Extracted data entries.
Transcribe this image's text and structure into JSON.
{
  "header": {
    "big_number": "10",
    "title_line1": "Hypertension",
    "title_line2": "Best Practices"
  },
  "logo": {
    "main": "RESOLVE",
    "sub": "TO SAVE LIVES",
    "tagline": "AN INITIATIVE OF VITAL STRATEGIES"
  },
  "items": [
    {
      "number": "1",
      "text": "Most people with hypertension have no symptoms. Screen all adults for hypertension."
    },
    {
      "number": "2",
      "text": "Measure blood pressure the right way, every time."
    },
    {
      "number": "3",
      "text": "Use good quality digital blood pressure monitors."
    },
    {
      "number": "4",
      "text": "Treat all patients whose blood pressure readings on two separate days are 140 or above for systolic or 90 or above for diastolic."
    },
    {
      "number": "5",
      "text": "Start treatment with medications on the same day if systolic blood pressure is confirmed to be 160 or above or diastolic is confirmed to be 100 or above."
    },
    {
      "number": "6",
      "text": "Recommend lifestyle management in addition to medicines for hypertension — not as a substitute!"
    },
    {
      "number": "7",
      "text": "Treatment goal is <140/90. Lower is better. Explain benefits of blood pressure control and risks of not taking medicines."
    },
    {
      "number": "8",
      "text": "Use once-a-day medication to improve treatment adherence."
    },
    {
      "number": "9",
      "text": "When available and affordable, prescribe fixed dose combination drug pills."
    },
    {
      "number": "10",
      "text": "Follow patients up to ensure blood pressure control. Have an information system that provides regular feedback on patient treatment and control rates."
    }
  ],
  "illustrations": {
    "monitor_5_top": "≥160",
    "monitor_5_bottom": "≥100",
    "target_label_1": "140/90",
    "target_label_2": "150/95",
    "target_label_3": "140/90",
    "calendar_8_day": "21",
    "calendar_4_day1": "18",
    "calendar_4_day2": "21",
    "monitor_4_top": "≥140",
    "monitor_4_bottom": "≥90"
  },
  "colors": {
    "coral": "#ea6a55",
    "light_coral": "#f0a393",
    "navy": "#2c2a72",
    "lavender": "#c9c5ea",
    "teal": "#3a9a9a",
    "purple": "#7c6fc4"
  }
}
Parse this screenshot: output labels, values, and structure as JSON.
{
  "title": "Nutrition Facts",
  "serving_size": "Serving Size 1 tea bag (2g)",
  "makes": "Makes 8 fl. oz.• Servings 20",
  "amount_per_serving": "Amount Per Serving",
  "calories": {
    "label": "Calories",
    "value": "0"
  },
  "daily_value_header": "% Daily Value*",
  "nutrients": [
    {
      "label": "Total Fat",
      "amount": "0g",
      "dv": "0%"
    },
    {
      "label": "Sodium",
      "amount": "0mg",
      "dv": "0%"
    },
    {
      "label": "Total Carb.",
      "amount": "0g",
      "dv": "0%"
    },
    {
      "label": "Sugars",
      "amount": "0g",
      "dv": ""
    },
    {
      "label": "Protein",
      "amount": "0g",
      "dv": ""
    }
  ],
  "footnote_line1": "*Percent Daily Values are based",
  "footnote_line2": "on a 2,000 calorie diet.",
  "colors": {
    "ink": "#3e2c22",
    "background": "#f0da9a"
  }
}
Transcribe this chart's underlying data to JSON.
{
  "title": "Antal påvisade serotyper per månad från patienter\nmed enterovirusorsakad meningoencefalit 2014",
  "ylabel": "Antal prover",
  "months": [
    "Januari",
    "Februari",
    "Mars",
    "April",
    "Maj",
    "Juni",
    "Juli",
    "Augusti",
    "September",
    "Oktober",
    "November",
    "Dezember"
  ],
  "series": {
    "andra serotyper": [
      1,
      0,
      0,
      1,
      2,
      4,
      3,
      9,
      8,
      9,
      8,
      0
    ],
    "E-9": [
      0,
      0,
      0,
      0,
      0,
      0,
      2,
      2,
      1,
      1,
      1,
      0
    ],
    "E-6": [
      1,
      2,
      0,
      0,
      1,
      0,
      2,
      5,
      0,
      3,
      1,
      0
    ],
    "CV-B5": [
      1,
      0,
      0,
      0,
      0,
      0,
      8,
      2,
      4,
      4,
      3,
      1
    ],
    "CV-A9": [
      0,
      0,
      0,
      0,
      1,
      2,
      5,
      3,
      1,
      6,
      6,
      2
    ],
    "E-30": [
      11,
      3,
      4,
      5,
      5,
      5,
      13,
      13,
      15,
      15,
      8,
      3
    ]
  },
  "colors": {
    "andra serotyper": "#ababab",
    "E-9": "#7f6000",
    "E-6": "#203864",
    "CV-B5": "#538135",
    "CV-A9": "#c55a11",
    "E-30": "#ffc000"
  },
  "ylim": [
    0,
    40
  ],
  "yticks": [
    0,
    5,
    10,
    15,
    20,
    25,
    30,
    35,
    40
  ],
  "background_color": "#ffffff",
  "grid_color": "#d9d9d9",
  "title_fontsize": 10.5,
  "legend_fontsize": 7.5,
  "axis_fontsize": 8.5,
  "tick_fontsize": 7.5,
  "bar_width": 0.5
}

YOUR TASK. Report each line of the entries where the word "with" occurs.

THE ANSWER.
      "text": "Most people with hypertension have no symptoms. Screen all adults for hypertension."
      "text": "Start treatment with medications on the same day if systolic blood pressure is confirmed to be 160 or above or diastolic is confirmed to be 100 or above."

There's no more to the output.